**WHAT TO DO:** State, as a number alone, how many lines of the entries contain the word "chronic".

**MATERIALS PROVIDED:**
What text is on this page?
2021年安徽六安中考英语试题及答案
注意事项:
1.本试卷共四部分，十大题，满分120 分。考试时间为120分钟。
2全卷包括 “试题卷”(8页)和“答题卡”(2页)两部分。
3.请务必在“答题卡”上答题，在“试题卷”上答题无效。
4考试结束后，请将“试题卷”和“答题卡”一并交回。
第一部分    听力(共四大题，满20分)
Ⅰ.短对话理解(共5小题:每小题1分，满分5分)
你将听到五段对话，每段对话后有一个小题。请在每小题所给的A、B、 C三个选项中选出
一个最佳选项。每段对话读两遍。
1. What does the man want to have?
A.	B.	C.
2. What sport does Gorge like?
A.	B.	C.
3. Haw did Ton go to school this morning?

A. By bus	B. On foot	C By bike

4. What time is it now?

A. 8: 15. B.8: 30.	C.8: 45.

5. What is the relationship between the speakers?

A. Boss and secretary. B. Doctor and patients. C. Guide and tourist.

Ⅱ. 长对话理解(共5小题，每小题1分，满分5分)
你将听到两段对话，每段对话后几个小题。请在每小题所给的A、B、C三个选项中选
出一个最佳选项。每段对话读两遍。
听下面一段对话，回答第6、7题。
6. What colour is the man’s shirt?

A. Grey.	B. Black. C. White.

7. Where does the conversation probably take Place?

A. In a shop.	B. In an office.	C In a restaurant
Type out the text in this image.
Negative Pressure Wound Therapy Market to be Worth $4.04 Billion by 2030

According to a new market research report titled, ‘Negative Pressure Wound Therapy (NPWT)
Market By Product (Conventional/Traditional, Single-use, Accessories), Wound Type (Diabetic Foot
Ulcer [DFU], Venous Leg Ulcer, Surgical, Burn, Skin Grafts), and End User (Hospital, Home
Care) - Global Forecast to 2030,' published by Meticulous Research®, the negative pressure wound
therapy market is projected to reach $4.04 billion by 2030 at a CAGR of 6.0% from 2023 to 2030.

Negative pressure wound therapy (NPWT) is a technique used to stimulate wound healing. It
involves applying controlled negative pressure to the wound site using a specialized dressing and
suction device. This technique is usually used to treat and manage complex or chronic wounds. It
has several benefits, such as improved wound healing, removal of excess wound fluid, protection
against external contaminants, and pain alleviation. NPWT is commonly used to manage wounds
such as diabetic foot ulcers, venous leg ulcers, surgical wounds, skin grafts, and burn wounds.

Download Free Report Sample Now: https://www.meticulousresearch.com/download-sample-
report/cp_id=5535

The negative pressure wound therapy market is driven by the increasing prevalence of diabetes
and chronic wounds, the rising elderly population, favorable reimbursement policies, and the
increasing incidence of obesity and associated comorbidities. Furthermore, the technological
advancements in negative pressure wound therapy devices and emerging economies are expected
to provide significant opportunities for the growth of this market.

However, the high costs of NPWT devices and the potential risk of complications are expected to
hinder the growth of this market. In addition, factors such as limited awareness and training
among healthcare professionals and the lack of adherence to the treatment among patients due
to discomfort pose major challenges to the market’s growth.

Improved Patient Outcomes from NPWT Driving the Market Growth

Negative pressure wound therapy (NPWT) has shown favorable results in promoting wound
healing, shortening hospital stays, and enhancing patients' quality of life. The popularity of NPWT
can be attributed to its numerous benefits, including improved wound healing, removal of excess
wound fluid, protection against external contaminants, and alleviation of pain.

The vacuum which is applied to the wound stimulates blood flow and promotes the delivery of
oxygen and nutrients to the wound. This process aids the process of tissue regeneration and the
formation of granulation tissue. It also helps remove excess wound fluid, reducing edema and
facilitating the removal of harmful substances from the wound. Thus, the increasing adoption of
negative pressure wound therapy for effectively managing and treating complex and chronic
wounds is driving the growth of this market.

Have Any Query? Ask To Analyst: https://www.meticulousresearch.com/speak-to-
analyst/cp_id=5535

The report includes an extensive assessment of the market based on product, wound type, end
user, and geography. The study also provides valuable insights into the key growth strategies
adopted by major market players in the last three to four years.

**RESPONSE BELOW:** 3